# Start of Data

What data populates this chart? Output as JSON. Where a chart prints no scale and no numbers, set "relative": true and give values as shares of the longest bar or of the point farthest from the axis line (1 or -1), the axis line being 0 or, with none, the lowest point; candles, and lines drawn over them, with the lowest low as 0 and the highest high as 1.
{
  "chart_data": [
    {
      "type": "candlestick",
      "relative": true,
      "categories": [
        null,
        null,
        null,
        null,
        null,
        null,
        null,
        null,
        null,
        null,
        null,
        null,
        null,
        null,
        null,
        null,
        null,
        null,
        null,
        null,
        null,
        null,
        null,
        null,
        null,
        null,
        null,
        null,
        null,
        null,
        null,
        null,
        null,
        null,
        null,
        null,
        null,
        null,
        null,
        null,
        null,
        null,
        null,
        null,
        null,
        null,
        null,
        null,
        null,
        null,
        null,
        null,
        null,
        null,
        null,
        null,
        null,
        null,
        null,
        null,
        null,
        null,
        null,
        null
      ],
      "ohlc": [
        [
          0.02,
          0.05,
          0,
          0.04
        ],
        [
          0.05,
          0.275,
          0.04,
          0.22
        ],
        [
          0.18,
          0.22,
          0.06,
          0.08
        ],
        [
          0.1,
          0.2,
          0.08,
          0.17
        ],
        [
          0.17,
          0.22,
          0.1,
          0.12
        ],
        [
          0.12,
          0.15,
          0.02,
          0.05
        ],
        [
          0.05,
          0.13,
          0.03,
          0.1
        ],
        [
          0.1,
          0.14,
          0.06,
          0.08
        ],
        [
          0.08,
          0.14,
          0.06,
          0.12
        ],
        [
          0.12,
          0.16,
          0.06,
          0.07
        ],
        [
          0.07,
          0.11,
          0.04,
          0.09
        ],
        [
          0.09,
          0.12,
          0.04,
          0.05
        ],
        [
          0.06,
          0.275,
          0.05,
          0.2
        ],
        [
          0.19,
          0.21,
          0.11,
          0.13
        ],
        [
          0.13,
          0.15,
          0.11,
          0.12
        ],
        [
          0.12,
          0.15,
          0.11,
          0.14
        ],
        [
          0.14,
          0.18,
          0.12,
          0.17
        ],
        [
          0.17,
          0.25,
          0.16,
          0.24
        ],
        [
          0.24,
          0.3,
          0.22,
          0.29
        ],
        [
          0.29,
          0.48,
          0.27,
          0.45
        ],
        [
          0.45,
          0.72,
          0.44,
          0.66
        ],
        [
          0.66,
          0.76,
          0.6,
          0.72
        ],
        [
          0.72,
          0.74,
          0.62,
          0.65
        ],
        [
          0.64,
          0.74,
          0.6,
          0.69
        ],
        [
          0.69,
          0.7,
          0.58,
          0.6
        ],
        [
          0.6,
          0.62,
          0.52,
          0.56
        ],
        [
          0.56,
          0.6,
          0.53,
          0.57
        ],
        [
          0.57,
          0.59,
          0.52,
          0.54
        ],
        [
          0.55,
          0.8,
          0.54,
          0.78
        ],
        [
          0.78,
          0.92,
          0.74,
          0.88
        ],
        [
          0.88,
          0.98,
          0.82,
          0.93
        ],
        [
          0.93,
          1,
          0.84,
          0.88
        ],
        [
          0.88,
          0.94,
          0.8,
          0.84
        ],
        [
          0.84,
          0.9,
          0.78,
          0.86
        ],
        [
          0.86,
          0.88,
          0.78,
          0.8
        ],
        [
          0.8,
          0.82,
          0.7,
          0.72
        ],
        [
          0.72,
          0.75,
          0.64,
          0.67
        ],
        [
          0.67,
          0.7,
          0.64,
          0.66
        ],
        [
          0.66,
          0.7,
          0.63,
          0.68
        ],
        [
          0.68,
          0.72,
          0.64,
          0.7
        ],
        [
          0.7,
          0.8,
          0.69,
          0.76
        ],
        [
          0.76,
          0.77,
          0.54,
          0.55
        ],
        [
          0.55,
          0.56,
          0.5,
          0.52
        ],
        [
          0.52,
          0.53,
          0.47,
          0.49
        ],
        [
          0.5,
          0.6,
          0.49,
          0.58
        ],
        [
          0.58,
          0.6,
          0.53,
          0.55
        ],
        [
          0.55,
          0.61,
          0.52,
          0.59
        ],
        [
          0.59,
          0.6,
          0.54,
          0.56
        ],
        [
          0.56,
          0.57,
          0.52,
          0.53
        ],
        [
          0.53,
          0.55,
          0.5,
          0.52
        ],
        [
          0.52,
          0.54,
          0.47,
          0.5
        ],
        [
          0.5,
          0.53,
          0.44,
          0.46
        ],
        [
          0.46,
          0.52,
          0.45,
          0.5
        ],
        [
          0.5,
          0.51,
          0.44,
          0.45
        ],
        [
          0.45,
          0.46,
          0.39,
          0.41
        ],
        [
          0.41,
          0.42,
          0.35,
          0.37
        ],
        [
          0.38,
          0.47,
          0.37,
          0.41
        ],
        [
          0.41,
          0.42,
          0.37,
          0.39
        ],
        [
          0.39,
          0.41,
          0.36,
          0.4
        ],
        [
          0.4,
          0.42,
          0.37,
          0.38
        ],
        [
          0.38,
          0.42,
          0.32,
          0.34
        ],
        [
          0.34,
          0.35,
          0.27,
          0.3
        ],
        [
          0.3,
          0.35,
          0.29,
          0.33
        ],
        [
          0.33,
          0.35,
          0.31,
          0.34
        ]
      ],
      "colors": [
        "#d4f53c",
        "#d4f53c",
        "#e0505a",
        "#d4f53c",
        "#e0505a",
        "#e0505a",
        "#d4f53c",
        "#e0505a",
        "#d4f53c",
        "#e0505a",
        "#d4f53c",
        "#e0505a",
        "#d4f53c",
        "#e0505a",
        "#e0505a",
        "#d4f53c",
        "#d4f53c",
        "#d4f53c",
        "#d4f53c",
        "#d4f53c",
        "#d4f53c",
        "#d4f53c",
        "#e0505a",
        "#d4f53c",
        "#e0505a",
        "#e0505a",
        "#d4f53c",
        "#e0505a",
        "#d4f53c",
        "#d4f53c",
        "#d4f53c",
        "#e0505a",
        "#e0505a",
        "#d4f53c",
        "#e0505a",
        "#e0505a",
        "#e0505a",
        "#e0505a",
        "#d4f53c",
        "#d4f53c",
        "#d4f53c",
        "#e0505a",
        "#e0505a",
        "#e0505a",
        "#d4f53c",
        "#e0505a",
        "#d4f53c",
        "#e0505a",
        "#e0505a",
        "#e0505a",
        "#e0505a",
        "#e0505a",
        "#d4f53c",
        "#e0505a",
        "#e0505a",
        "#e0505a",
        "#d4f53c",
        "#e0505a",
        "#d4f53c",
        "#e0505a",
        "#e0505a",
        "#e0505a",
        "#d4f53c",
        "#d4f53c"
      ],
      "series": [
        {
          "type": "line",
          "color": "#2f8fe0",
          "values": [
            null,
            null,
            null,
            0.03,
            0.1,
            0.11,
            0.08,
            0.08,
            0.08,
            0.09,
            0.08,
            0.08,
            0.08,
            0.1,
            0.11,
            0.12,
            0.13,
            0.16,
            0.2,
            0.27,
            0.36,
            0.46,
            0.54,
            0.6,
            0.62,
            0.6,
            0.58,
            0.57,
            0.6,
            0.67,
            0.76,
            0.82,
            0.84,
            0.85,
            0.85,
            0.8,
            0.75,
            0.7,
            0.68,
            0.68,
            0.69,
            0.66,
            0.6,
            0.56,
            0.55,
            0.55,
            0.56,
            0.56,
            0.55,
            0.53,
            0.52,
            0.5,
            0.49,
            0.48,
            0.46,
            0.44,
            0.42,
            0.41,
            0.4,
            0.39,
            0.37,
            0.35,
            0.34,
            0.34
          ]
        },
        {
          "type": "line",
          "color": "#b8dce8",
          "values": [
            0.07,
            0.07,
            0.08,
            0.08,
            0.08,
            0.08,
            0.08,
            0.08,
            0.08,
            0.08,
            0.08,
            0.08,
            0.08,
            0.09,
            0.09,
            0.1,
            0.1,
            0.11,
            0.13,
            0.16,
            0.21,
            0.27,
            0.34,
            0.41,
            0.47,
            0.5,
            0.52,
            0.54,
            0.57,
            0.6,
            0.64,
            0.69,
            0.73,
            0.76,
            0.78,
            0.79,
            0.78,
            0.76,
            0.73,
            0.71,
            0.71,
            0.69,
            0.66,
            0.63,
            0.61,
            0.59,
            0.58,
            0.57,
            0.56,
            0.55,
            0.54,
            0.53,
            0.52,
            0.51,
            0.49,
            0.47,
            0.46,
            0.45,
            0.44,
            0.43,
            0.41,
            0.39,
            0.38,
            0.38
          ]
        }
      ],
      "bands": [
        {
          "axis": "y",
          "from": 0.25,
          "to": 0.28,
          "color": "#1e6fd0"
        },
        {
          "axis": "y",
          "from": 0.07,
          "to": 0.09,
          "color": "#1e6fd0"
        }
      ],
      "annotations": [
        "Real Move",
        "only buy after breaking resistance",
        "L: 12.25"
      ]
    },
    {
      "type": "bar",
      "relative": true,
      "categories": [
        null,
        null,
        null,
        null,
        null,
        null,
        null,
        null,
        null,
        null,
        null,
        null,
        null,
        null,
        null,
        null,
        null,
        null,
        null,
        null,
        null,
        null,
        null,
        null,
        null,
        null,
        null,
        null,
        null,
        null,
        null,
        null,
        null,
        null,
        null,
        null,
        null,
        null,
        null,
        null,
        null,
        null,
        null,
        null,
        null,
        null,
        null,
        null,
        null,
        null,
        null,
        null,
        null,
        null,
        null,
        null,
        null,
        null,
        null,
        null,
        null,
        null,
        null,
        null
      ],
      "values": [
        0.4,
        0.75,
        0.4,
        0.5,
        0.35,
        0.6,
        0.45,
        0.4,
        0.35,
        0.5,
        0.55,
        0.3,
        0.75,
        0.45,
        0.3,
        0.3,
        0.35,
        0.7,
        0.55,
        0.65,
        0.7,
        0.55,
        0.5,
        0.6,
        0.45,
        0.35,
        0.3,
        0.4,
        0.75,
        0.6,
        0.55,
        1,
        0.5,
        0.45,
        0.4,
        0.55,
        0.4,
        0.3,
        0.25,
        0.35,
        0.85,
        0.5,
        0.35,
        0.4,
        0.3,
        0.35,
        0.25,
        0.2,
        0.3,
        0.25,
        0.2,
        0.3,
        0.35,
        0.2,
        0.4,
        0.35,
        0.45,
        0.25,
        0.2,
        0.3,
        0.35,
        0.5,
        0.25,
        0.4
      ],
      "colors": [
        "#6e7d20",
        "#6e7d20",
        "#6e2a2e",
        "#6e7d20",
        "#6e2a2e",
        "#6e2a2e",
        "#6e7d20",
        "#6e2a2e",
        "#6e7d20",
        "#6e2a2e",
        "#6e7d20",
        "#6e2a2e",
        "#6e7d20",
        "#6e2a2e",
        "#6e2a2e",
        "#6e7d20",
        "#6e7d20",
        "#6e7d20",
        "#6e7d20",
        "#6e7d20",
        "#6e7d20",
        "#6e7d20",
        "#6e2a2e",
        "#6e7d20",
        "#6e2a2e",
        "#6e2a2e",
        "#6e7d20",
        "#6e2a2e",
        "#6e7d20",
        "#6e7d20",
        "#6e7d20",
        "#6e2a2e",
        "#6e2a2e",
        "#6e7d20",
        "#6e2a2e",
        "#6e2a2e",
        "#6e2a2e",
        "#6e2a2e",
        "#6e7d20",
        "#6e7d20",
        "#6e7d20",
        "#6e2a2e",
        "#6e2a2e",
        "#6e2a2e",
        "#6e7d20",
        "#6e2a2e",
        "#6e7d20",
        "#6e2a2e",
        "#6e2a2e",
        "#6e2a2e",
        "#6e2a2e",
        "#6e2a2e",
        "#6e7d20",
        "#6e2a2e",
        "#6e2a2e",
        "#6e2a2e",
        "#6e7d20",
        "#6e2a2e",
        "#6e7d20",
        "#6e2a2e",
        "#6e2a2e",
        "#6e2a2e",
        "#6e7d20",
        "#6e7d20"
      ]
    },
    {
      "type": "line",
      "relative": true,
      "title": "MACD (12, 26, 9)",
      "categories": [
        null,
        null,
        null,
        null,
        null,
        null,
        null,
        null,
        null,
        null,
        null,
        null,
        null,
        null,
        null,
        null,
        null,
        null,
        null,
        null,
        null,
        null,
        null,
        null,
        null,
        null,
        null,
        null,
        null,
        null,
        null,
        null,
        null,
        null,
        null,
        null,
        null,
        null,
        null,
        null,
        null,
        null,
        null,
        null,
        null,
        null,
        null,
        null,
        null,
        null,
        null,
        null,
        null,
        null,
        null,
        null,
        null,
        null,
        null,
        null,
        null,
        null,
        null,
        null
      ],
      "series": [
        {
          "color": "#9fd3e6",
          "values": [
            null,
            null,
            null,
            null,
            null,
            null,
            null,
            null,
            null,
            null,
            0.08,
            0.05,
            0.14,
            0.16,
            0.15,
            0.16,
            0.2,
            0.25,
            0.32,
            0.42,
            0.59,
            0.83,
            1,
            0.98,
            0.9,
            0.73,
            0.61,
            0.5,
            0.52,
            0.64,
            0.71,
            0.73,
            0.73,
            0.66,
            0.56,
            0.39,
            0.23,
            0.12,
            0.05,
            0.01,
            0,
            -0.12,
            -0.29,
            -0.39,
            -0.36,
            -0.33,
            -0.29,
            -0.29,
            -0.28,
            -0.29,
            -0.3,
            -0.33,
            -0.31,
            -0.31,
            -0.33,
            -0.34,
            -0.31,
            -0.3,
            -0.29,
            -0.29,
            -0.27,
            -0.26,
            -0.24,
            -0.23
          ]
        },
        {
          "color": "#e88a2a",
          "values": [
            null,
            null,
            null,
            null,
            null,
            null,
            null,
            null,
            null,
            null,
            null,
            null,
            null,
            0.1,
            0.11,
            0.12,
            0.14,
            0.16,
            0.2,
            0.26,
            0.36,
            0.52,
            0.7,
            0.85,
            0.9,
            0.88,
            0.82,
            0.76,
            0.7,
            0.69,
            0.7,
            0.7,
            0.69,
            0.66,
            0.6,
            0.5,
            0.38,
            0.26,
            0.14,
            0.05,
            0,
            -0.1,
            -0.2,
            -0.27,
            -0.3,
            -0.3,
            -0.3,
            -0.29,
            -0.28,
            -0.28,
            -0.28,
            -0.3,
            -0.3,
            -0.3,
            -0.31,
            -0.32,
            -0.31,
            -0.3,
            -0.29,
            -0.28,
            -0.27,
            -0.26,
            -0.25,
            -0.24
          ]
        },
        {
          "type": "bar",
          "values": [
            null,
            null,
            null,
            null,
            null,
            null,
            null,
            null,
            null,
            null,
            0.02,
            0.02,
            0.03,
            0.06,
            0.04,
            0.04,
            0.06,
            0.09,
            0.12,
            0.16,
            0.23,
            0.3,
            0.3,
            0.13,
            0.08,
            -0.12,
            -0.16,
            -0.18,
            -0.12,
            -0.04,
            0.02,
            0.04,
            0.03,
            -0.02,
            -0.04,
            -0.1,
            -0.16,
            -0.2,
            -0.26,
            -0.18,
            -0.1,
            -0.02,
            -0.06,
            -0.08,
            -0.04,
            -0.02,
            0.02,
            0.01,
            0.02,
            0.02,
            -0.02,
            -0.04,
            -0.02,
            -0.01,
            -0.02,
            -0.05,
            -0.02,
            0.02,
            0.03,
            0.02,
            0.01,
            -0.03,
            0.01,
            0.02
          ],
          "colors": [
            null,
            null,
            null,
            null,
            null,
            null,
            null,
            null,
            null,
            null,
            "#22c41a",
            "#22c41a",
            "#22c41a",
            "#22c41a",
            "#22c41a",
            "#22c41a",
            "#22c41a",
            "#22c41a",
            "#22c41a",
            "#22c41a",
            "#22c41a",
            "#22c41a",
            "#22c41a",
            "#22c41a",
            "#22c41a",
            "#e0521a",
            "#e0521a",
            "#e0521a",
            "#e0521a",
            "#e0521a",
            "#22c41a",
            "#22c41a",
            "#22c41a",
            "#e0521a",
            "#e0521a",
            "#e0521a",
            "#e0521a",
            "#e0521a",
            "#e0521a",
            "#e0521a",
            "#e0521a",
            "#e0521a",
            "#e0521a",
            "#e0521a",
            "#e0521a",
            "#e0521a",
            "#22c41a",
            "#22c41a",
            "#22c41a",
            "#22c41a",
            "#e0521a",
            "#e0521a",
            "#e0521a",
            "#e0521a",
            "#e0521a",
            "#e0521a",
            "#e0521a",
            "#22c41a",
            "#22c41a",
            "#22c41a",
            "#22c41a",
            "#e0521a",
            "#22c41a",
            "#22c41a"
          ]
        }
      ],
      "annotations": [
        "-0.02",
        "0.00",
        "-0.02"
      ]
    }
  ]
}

# End of Data

▶ **What is needed**
Each line holding the word "type" counts once; report the total and nothing else.

▶ **Answer for the task**
6